----- Dataset excerpts -----

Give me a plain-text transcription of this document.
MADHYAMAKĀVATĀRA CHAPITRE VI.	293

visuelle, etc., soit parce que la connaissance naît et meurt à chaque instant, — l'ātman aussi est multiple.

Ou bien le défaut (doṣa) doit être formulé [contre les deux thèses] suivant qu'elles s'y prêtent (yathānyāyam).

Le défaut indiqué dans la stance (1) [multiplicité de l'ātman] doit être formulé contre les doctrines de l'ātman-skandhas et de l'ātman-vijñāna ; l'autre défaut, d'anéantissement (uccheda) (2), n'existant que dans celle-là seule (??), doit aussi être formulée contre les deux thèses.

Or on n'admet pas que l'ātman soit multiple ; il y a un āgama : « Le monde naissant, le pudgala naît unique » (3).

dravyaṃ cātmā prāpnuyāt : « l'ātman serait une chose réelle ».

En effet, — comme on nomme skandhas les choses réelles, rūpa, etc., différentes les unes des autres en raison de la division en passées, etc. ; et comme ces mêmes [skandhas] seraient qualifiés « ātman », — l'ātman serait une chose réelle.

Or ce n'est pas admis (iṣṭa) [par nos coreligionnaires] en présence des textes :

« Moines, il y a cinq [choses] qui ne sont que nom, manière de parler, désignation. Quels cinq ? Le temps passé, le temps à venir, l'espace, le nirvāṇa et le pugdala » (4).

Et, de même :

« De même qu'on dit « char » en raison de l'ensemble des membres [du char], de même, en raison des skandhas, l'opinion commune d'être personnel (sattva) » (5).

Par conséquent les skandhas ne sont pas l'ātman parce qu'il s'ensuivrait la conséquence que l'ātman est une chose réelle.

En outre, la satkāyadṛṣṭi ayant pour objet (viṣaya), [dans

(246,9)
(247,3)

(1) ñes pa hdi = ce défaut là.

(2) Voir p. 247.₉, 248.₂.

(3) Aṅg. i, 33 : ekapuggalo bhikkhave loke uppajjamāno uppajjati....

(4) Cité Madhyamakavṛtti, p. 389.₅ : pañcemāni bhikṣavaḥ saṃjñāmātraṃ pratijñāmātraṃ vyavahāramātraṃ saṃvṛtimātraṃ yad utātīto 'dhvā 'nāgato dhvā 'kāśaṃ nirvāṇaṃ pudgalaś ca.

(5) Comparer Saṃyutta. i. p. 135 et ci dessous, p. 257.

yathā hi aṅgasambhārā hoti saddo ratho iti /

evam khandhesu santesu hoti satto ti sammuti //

-----

◆ Work required: Your task is to transcribe the listing above in full, exactly as given.

◆ Exercise answer:
Give me a plain-text transcription of this document.
MADHYAMAKĀVATĀRA CHAPITRE VI.	293

visuelle, etc., soit parce que la connaissance naît et meurt à chaque instant, — l'ātman aussi est multiple.

Ou bien le défaut (doṣa) doit être formulé [contre les deux thèses] suivant qu'elles s'y prêtent (yathānyāyam).

Le défaut indiqué dans la stance (1) [multiplicité de l'ātman] doit être formulé contre les doctrines de l'ātman-skandhas et de l'ātman-vijñāna ; l'autre défaut, d'anéantissement (uccheda) (2), n'existant que dans celle-là seule (??), doit aussi être formulée contre les deux thèses.

Or on n'admet pas que l'ātman soit multiple ; il y a un āgama : « Le monde naissant, le pudgala naît unique » (3).

dravyaṃ cātmā prāpnuyāt : « l'ātman serait une chose réelle ».

En effet, — comme on nomme skandhas les choses réelles, rūpa, etc., différentes les unes des autres en raison de la division en passées, etc. ; et comme ces mêmes [skandhas] seraient qualifiés « ātman », — l'ātman serait une chose réelle.

Or ce n'est pas admis (iṣṭa) [par nos coreligionnaires] en présence des textes :

« Moines, il y a cinq [choses] qui ne sont que nom, manière de parler, désignation. Quels cinq ? Le temps passé, le temps à venir, l'espace, le nirvāṇa et le pugdala » (4).

Et, de même :

« De même qu'on dit « char » en raison de l'ensemble des membres [du char], de même, en raison des skandhas, l'opinion commune d'être personnel (sattva) » (5).

Par conséquent les skandhas ne sont pas l'ātman parce qu'il s'ensuivrait la conséquence que l'ātman est une chose réelle.

En outre, la satkāyadṛṣṭi ayant pour objet (viṣaya), [dans

(246,9)
(247,3)

(1) ñes pa hdi = ce défaut là.

(2) Voir p. 247.₉, 248.₂.

(3) Aṅg. i, 33 : ekapuggalo bhikkhave loke uppajjamāno uppajjati....

(4) Cité Madhyamakavṛtti, p. 389.₅ : pañcemāni bhikṣavaḥ saṃjñāmātraṃ pratijñāmātraṃ vyavahāramātraṃ saṃvṛtimātraṃ yad utātīto 'dhvā 'nāgato dhvā 'kāśaṃ nirvāṇaṃ pudgalaś ca.

(5) Comparer Saṃyutta. i. p. 135 et ci dessous, p. 257.

yathā hi aṅgasambhārā hoti saddo ratho iti /

evam khandhesu santesu hoti satto ti sammuti //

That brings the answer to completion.